● Description of the task:
Make an exact copy of the lines, leaving the pictures out.

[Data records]
'''

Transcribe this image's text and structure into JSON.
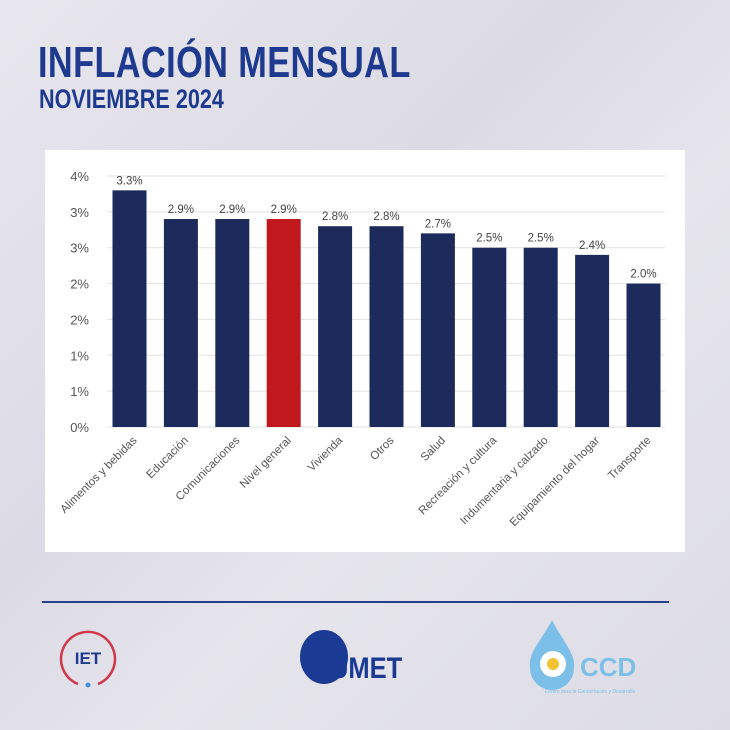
{
  "header": {
    "title": "INFLACIÓN MENSUAL",
    "subtitle": "NOVIEMBRE 2024"
  },
  "chart_data": {
    "type": "bar",
    "title": "",
    "xlabel": "",
    "ylabel": "",
    "ylim": [
      0,
      3.5
    ],
    "yticks": [
      0,
      0.5,
      1,
      1.5,
      2,
      2.5,
      3,
      3.5
    ],
    "ytick_labels": [
      "0%",
      "1%",
      "1%",
      "2%",
      "2%",
      "3%",
      "3%",
      "4%"
    ],
    "categories": [
      "Alimentos y bebidas",
      "Educación",
      "Comunicaciones",
      "Nivel general",
      "Vivienda",
      "Otros",
      "Salud",
      "Recreación y cultura",
      "Indumentaria y calzado",
      "Equipamiento del hogar",
      "Transporte"
    ],
    "values": [
      3.3,
      2.9,
      2.9,
      2.9,
      2.8,
      2.8,
      2.7,
      2.5,
      2.5,
      2.4,
      2.0
    ],
    "data_labels": [
      "3.3%",
      "2.9%",
      "2.9%",
      "2.9%",
      "2.8%",
      "2.8%",
      "2.7%",
      "2.5%",
      "2.5%",
      "2.4%",
      "2.0%"
    ],
    "highlight_index": 3,
    "colors": {
      "bar": "#1c2b5c",
      "highlight": "#c0181c",
      "grid": "#e2e2e2"
    },
    "grid": true
  },
  "footer": {
    "logos": {
      "iet": "IET",
      "umet": "UMET",
      "ccd": "CCD",
      "ccd_tagline": "Centro para la Concertación y Desarrollo"
    }
  }
}
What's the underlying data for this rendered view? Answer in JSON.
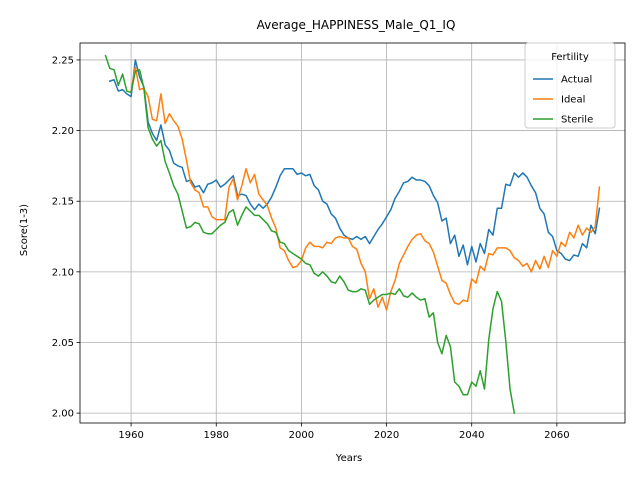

'''

● Answer to the task:
Transcribe this image's text and structure into JSON.
{
  "header": {
    "title": "INFLACIÓN MENSUAL",
    "subtitle": "NOVIEMBRE 2024"
  },
  "chart_data": {
    "type": "bar",
    "title": "",
    "xlabel": "",
    "ylabel": "",
    "ylim": [
      0,
      3.5
    ],
    "yticks": [
      0,
      0.5,
      1,
      1.5,
      2,
      2.5,
      3,
      3.5
    ],
    "ytick_labels": [
      "0%",
      "1%",
      "1%",
      "2%",
      "2%",
      "3%",
      "3%",
      "4%"
    ],
    "categories": [
      "Alimentos y bebidas",
      "Educación",
      "Comunicaciones",
      "Nivel general",
      "Vivienda",
      "Otros",
      "Salud",
      "Recreación y cultura",
      "Indumentaria y calzado",
      "Equipamiento del hogar",
      "Transporte"
    ],
    "values": [
      3.3,
      2.9,
      2.9,
      2.9,
      2.8,
      2.8,
      2.7,
      2.5,
      2.5,
      2.4,
      2.0
    ],
    "data_labels": [
      "3.3%",
      "2.9%",
      "2.9%",
      "2.9%",
      "2.8%",
      "2.8%",
      "2.7%",
      "2.5%",
      "2.5%",
      "2.4%",
      "2.0%"
    ],
    "highlight_index": 3,
    "colors": {
      "bar": "#1c2b5c",
      "highlight": "#c0181c",
      "grid": "#e2e2e2"
    },
    "grid": true
  },
  "footer": {
    "logos": {
      "iet": "IET",
      "umet": "UMET",
      "ccd": "CCD",
      "ccd_tagline": "Centro para la Concertación y Desarrollo"
    }
  }
}
What's the underlying data for this rendered view? Answer in JSON.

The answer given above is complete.